+++ Dataset

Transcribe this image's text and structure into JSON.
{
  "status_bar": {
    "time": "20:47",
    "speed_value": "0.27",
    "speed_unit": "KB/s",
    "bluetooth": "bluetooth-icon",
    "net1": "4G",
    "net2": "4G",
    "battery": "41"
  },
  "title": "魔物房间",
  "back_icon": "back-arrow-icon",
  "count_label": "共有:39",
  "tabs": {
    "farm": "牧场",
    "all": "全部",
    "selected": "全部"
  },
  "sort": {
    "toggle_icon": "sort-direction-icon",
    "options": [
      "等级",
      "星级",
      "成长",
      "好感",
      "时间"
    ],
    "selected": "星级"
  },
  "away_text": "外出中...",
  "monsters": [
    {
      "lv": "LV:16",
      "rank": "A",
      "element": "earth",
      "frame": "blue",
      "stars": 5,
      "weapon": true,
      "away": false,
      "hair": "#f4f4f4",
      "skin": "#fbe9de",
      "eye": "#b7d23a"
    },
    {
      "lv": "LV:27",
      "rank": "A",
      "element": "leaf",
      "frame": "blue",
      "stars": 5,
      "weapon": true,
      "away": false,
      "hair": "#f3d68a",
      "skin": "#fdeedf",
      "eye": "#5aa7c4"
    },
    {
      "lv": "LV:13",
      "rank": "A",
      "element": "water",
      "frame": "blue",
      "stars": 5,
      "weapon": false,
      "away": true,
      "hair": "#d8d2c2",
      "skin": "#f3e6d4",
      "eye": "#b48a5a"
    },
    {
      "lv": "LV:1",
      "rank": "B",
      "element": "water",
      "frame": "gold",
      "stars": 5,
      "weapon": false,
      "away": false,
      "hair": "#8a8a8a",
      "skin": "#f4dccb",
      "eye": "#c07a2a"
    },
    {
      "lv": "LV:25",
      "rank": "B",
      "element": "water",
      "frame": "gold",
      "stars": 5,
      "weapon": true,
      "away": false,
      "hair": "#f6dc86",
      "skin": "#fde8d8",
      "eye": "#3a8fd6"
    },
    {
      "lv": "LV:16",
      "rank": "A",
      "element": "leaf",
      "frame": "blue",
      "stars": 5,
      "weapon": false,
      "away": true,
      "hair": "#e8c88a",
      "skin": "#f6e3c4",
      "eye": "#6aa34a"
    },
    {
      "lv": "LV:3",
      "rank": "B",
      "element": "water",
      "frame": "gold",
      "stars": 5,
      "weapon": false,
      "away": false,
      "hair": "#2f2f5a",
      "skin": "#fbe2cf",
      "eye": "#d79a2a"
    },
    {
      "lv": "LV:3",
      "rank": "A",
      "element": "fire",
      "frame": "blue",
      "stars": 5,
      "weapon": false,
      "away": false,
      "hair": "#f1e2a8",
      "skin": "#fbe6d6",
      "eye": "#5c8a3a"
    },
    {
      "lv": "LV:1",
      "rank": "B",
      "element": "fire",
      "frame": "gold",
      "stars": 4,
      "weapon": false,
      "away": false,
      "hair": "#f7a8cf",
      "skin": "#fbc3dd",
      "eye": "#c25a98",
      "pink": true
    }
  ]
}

++++++

What is being asked
Retype all the material above precisely, with no line left out.

Expected answer
Transcribe this image's text and structure into JSON.
{
  "status_bar": {
    "time": "20:47",
    "speed_value": "0.27",
    "speed_unit": "KB/s",
    "bluetooth": "bluetooth-icon",
    "net1": "4G",
    "net2": "4G",
    "battery": "41"
  },
  "title": "魔物房间",
  "back_icon": "back-arrow-icon",
  "count_label": "共有:39",
  "tabs": {
    "farm": "牧场",
    "all": "全部",
    "selected": "全部"
  },
  "sort": {
    "toggle_icon": "sort-direction-icon",
    "options": [
      "等级",
      "星级",
      "成长",
      "好感",
      "时间"
    ],
    "selected": "星级"
  },
  "away_text": "外出中...",
  "monsters": [
    {
      "lv": "LV:16",
      "rank": "A",
      "element": "earth",
      "frame": "blue",
      "stars": 5,
      "weapon": true,
      "away": false,
      "hair": "#f4f4f4",
      "skin": "#fbe9de",
      "eye": "#b7d23a"
    },
    {
      "lv": "LV:27",
      "rank": "A",
      "element": "leaf",
      "frame": "blue",
      "stars": 5,
      "weapon": true,
      "away": false,
      "hair": "#f3d68a",
      "skin": "#fdeedf",
      "eye": "#5aa7c4"
    },
    {
      "lv": "LV:13",
      "rank": "A",
      "element": "water",
      "frame": "blue",
      "stars": 5,
      "weapon": false,
      "away": true,
      "hair": "#d8d2c2",
      "skin": "#f3e6d4",
      "eye": "#b48a5a"
    },
    {
      "lv": "LV:1",
      "rank": "B",
      "element": "water",
      "frame": "gold",
      "stars": 5,
      "weapon": false,
      "away": false,
      "hair": "#8a8a8a",
      "skin": "#f4dccb",
      "eye": "#c07a2a"
    },
    {
      "lv": "LV:25",
      "rank": "B",
      "element": "water",
      "frame": "gold",
      "stars": 5,
      "weapon": true,
      "away": false,
      "hair": "#f6dc86",
      "skin": "#fde8d8",
      "eye": "#3a8fd6"
    },
    {
      "lv": "LV:16",
      "rank": "A",
      "element": "leaf",
      "frame": "blue",
      "stars": 5,
      "weapon": false,
      "away": true,
      "hair": "#e8c88a",
      "skin": "#f6e3c4",
      "eye": "#6aa34a"
    },
    {
      "lv": "LV:3",
      "rank": "B",
      "element": "water",
      "frame": "gold",
      "stars": 5,
      "weapon": false,
      "away": false,
      "hair": "#2f2f5a",
      "skin": "#fbe2cf",
      "eye": "#d79a2a"
    },
    {
      "lv": "LV:3",
      "rank": "A",
      "element": "fire",
      "frame": "blue",
      "stars": 5,
      "weapon": false,
      "away": false,
      "hair": "#f1e2a8",
      "skin": "#fbe6d6",
      "eye": "#5c8a3a"
    },
    {
      "lv": "LV:1",
      "rank": "B",
      "element": "fire",
      "frame": "gold",
      "stars": 4,
      "weapon": false,
      "away": false,
      "hair": "#f7a8cf",
      "skin": "#fbc3dd",
      "eye": "#c25a98",
      "pink": true
    }
  ]
}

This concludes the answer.